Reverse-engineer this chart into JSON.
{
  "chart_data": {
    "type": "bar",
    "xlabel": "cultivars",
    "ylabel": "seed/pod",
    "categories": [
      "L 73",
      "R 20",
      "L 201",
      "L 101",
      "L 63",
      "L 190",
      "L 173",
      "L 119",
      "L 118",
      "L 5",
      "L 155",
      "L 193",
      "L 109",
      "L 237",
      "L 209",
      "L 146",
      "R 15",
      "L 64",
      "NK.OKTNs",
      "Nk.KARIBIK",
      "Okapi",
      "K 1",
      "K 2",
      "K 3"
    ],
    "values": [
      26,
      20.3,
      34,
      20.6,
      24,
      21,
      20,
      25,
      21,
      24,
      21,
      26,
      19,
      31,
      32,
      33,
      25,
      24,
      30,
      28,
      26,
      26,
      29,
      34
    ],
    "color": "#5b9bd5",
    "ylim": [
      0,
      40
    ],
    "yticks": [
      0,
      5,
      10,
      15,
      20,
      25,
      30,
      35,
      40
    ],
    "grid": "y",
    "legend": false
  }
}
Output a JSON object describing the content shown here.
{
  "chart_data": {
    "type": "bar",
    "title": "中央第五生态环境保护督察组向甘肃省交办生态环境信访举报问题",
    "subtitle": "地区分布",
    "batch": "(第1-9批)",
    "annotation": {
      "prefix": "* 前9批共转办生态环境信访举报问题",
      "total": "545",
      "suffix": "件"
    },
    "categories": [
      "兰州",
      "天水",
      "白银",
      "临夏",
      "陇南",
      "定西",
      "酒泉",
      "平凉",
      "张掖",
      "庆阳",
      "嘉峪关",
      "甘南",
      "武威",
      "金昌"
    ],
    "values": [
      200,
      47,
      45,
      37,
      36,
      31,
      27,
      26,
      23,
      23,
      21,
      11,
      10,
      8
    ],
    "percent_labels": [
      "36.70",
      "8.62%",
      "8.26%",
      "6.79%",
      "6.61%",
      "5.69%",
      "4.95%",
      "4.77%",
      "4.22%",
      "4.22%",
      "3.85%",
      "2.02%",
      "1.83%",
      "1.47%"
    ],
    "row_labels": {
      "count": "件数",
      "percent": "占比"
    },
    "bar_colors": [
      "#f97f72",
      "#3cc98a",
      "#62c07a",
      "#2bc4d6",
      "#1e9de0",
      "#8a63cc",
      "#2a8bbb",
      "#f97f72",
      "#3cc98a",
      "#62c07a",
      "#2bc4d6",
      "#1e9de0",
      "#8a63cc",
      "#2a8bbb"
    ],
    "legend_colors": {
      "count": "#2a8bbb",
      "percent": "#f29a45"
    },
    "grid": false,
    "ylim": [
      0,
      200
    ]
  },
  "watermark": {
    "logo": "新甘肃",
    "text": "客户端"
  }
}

_Aim_
Would you write down every record again, exactly?

_The output_
Reverse-engineer this chart into JSON.
{
  "chart_data": {
    "type": "bar",
    "xlabel": "cultivars",
    "ylabel": "seed/pod",
    "categories": [
      "L 73",
      "R 20",
      "L 201",
      "L 101",
      "L 63",
      "L 190",
      "L 173",
      "L 119",
      "L 118",
      "L 5",
      "L 155",
      "L 193",
      "L 109",
      "L 237",
      "L 209",
      "L 146",
      "R 15",
      "L 64",
      "NK.OKTNs",
      "Nk.KARIBIK",
      "Okapi",
      "K 1",
      "K 2",
      "K 3"
    ],
    "values": [
      26,
      20.3,
      34,
      20.6,
      24,
      21,
      20,
      25,
      21,
      24,
      21,
      26,
      19,
      31,
      32,
      33,
      25,
      24,
      30,
      28,
      26,
      26,
      29,
      34
    ],
    "color": "#5b9bd5",
    "ylim": [
      0,
      40
    ],
    "yticks": [
      0,
      5,
      10,
      15,
      20,
      25,
      30,
      35,
      40
    ],
    "grid": "y",
    "legend": false
  }
}
Output a JSON object describing the content shown here.
{
  "chart_data": {
    "type": "bar",
    "title": "中央第五生态环境保护督察组向甘肃省交办生态环境信访举报问题",
    "subtitle": "地区分布",
    "batch": "(第1-9批)",
    "annotation": {
      "prefix": "* 前9批共转办生态环境信访举报问题",
      "total": "545",
      "suffix": "件"
    },
    "categories": [
      "兰州",
      "天水",
      "白银",
      "临夏",
      "陇南",
      "定西",
      "酒泉",
      "平凉",
      "张掖",
      "庆阳",
      "嘉峪关",
      "甘南",
      "武威",
      "金昌"
    ],
    "values": [
      200,
      47,
      45,
      37,
      36,
      31,
      27,
      26,
      23,
      23,
      21,
      11,
      10,
      8
    ],
    "percent_labels": [
      "36.70",
      "8.62%",
      "8.26%",
      "6.79%",
      "6.61%",
      "5.69%",
      "4.95%",
      "4.77%",
      "4.22%",
      "4.22%",
      "3.85%",
      "2.02%",
      "1.83%",
      "1.47%"
    ],
    "row_labels": {
      "count": "件数",
      "percent": "占比"
    },
    "bar_colors": [
      "#f97f72",
      "#3cc98a",
      "#62c07a",
      "#2bc4d6",
      "#1e9de0",
      "#8a63cc",
      "#2a8bbb",
      "#f97f72",
      "#3cc98a",
      "#62c07a",
      "#2bc4d6",
      "#1e9de0",
      "#8a63cc",
      "#2a8bbb"
    ],
    "legend_colors": {
      "count": "#2a8bbb",
      "percent": "#f29a45"
    },
    "grid": false,
    "ylim": [
      0,
      200
    ]
  },
  "watermark": {
    "logo": "新甘肃",
    "text": "客户端"
  }
}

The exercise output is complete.